Stored data:
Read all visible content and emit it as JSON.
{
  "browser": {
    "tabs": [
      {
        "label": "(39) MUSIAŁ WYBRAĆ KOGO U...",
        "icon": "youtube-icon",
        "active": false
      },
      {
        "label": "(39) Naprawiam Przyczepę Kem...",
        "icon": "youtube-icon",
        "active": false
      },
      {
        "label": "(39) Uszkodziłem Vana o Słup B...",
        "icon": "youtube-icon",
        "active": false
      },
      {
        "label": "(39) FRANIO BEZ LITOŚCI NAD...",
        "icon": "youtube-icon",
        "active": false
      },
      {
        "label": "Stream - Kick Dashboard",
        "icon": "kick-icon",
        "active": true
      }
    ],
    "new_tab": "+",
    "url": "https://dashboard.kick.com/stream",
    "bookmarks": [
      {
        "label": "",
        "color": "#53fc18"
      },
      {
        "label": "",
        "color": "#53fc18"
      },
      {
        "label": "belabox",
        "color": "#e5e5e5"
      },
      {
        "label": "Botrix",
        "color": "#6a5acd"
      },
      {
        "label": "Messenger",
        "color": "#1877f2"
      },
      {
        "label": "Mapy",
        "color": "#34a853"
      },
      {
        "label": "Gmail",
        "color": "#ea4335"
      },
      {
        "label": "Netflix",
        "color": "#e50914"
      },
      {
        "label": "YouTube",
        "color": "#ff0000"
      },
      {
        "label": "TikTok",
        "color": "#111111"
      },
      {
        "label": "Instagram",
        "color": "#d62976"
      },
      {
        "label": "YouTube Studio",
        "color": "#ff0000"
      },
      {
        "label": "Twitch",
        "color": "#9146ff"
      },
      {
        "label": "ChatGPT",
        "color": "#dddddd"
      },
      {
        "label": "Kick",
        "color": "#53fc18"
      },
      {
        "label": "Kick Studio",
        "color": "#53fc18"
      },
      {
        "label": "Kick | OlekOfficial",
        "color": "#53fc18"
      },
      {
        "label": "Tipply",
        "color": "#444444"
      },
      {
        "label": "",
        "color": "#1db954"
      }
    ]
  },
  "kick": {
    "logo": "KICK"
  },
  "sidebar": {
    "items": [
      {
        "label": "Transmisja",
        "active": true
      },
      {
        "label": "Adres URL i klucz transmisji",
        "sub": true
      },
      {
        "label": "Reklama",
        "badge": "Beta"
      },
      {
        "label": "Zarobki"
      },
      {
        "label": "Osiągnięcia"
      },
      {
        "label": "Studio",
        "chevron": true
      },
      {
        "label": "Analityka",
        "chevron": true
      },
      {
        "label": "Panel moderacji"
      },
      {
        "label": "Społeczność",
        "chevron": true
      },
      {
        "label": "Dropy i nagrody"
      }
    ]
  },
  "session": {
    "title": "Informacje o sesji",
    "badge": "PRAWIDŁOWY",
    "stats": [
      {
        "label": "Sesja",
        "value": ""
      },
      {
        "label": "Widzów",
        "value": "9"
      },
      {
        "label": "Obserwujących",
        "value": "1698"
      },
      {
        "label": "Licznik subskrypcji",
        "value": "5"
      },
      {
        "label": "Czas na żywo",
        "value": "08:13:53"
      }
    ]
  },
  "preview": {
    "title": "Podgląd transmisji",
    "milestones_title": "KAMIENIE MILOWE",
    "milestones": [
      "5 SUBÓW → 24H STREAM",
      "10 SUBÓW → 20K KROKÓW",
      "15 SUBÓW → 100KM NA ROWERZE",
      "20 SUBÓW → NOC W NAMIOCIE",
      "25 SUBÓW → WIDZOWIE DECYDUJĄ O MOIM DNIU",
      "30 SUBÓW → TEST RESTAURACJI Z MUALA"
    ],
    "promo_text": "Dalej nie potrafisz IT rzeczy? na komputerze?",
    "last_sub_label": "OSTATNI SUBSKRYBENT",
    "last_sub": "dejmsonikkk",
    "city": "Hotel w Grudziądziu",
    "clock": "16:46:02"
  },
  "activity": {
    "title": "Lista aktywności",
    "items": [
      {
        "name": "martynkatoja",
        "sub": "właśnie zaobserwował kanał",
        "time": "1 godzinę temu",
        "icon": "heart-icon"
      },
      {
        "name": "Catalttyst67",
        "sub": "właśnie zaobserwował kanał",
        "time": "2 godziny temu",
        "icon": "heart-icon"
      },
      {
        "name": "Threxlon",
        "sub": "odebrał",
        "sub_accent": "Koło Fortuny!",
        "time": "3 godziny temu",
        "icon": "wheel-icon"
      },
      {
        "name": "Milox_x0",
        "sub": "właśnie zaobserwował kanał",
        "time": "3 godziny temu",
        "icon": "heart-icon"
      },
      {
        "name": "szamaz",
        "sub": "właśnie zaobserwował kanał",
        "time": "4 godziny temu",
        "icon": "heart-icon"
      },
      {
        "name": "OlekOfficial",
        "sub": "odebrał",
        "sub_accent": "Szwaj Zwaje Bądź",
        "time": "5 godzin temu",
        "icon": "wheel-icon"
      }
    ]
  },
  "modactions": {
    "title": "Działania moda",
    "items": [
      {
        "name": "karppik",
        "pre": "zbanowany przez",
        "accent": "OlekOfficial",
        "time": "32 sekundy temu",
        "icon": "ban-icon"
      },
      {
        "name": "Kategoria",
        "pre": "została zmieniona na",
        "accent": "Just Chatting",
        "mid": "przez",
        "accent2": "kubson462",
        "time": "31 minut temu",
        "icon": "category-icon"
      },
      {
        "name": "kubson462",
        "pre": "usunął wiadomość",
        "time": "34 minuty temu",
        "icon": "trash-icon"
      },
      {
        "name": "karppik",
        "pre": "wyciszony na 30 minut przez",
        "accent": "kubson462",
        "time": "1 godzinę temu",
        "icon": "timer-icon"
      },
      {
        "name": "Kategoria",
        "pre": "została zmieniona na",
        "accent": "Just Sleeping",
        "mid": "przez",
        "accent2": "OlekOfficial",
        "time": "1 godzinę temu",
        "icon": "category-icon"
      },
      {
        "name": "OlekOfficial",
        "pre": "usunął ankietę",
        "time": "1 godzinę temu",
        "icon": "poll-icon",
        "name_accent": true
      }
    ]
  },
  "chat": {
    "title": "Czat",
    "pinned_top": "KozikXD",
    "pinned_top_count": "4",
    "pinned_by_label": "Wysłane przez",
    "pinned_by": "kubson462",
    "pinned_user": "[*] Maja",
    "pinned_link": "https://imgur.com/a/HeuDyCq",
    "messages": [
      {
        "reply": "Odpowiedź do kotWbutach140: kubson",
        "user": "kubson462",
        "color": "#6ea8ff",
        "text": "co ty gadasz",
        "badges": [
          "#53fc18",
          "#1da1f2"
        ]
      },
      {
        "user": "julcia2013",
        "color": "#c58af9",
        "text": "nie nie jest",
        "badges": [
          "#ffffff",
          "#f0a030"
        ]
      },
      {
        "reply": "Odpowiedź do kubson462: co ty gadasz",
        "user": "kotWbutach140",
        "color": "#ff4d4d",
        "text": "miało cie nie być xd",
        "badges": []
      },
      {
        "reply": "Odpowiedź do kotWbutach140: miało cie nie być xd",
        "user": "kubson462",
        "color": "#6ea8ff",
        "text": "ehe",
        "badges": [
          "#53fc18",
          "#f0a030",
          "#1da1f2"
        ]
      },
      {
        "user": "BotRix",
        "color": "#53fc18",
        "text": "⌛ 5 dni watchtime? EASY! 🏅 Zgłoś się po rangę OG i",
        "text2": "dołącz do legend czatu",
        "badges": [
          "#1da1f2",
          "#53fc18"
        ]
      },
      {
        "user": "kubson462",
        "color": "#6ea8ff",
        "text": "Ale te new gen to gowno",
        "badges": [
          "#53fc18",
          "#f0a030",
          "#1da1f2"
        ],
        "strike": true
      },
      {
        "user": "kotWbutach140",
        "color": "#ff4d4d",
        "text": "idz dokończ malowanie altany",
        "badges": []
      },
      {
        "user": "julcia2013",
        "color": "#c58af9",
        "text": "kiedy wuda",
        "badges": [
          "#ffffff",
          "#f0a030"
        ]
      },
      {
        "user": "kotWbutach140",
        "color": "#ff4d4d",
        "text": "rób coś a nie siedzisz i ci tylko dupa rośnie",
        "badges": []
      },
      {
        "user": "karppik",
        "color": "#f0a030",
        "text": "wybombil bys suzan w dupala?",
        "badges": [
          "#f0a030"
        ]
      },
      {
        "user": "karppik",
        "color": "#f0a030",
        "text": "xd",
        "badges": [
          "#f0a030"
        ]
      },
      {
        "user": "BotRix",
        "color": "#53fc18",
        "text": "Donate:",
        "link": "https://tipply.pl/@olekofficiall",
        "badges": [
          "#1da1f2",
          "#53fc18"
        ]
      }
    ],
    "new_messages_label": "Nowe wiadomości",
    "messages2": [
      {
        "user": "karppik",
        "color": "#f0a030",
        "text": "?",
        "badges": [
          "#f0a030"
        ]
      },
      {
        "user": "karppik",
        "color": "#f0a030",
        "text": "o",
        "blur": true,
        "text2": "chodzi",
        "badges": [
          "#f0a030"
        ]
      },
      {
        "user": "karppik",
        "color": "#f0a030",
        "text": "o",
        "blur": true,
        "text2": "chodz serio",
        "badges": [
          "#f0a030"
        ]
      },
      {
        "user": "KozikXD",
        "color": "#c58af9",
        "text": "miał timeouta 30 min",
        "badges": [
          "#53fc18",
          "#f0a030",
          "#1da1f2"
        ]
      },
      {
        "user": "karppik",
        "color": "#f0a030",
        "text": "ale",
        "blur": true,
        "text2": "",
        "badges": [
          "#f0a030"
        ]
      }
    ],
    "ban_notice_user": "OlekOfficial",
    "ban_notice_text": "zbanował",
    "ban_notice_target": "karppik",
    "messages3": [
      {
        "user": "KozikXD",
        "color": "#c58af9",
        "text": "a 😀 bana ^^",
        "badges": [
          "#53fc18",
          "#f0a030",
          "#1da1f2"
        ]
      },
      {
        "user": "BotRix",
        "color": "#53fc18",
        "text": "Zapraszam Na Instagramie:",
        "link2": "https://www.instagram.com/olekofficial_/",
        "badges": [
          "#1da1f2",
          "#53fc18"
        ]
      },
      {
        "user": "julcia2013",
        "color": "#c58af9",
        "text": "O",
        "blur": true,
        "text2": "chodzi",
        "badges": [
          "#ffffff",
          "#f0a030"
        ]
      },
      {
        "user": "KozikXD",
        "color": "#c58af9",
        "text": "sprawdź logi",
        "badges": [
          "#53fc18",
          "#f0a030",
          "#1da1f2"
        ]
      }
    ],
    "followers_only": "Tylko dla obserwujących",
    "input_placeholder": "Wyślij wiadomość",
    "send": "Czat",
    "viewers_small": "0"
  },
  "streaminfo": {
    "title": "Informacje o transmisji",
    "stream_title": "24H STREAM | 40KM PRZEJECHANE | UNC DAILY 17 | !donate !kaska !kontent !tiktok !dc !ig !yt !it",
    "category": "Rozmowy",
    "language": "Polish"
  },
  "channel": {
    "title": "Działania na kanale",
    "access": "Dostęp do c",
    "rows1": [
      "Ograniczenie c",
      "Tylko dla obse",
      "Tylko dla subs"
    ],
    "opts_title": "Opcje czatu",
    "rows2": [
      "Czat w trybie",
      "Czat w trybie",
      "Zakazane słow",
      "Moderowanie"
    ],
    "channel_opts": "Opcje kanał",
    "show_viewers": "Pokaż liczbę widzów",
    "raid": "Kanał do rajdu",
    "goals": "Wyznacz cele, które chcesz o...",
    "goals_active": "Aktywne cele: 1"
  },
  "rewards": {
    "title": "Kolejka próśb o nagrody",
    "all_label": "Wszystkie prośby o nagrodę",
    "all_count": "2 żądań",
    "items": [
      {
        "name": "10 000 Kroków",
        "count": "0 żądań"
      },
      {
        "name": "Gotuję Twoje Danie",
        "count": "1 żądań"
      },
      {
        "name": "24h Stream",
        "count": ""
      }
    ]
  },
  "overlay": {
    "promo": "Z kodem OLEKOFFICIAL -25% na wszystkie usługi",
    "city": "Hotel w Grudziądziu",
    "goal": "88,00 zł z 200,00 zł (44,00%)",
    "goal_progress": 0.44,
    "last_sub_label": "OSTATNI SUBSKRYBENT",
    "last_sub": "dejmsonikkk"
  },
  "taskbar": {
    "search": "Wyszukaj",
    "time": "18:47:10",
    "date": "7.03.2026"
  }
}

[PROBLEM DESCRIPTION]:
Copy all lines from the material that include "transmisji".

[SOLUTION BELOW]:
        "label": "Adres URL i klucz transmisji",
    "title": "Podgląd transmisji",
    "title": "Informacje o transmisji",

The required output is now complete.